Records about charts and figures:
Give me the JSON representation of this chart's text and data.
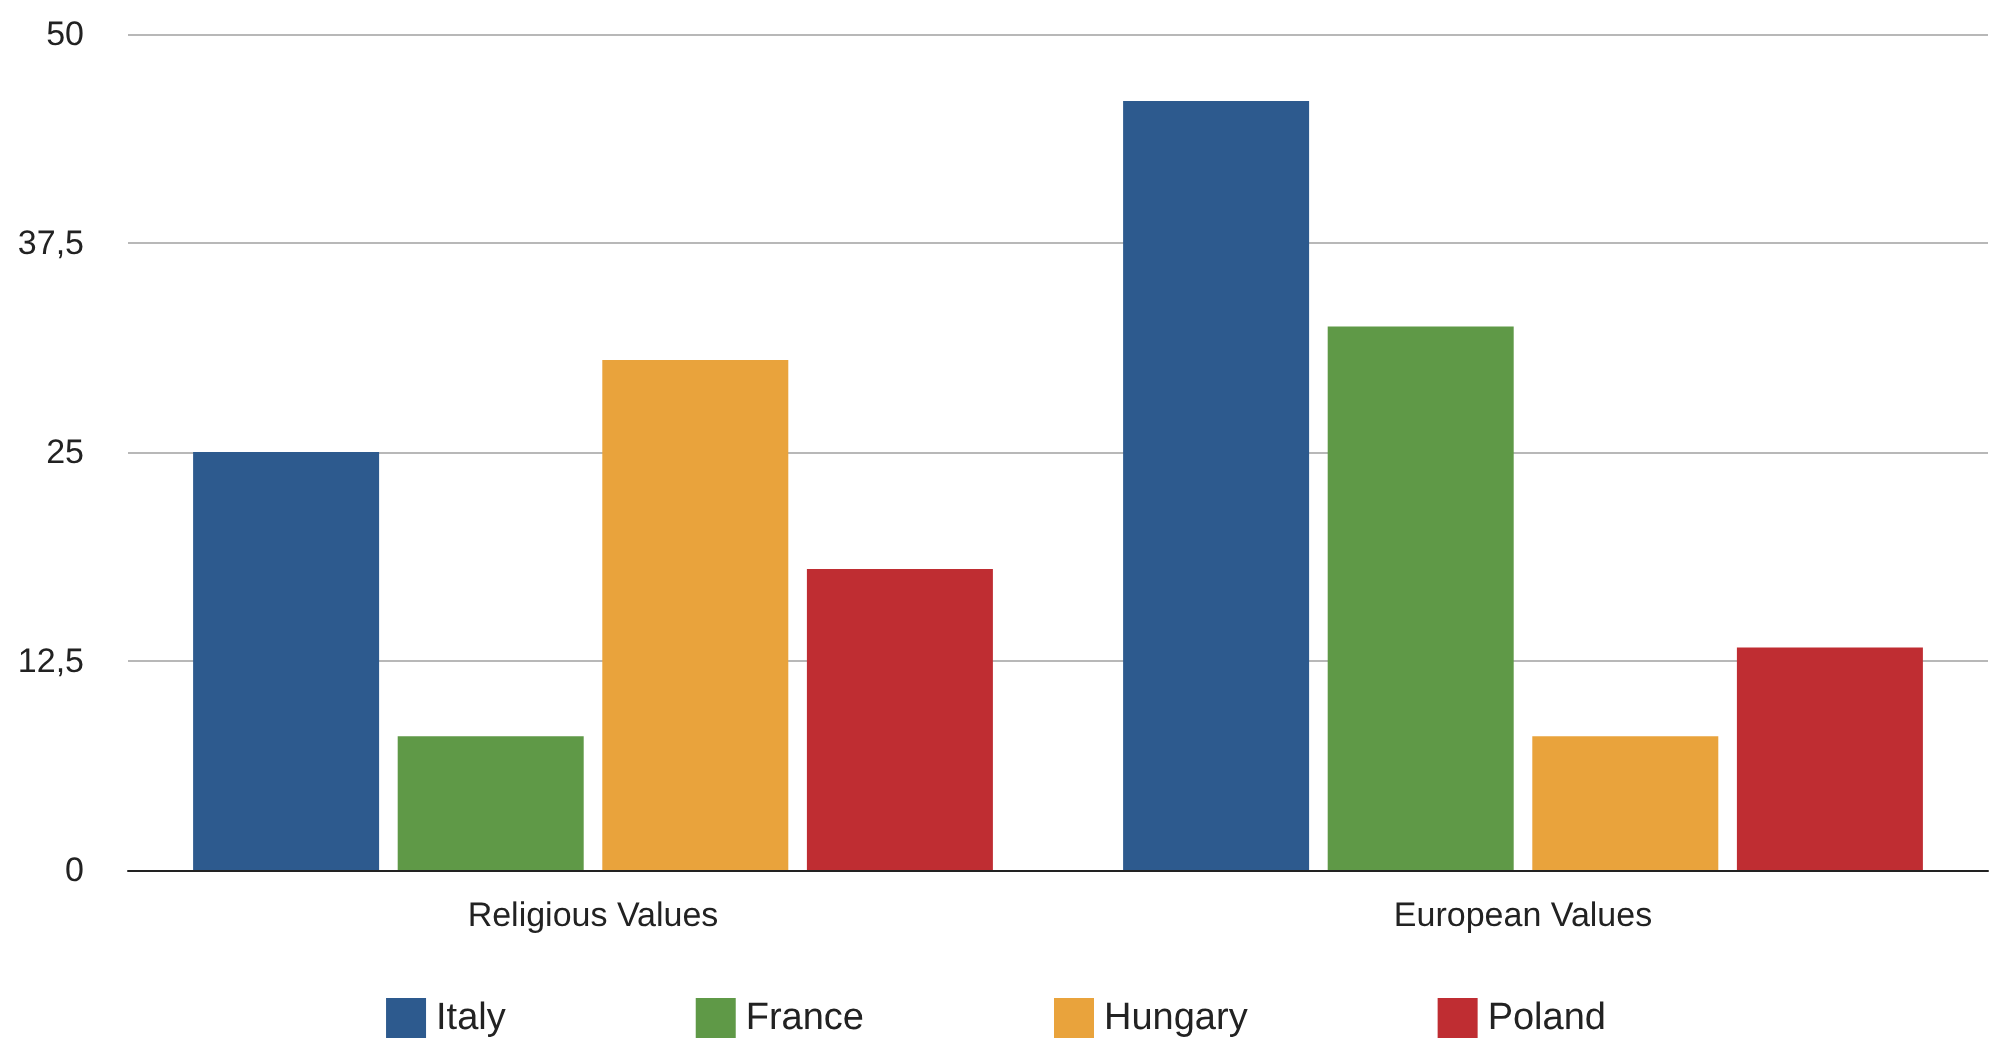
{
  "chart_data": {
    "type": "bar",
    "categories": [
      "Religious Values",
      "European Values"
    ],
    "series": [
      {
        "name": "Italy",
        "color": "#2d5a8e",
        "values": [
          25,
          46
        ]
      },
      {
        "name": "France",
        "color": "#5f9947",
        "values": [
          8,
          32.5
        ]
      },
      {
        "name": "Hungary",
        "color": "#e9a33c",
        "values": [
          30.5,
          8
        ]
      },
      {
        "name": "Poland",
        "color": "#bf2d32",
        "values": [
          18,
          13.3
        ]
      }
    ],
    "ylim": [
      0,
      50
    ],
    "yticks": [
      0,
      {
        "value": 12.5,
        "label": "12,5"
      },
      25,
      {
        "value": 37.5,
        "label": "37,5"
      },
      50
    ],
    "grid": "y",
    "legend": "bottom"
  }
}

WHAT YOU NEED TO DO -
Copy each line above containing the string "color".

WRITTEN REPLY -
        "color": "#2d5a8e",
        "color": "#5f9947",
        "color": "#e9a33c",
        "color": "#bf2d32",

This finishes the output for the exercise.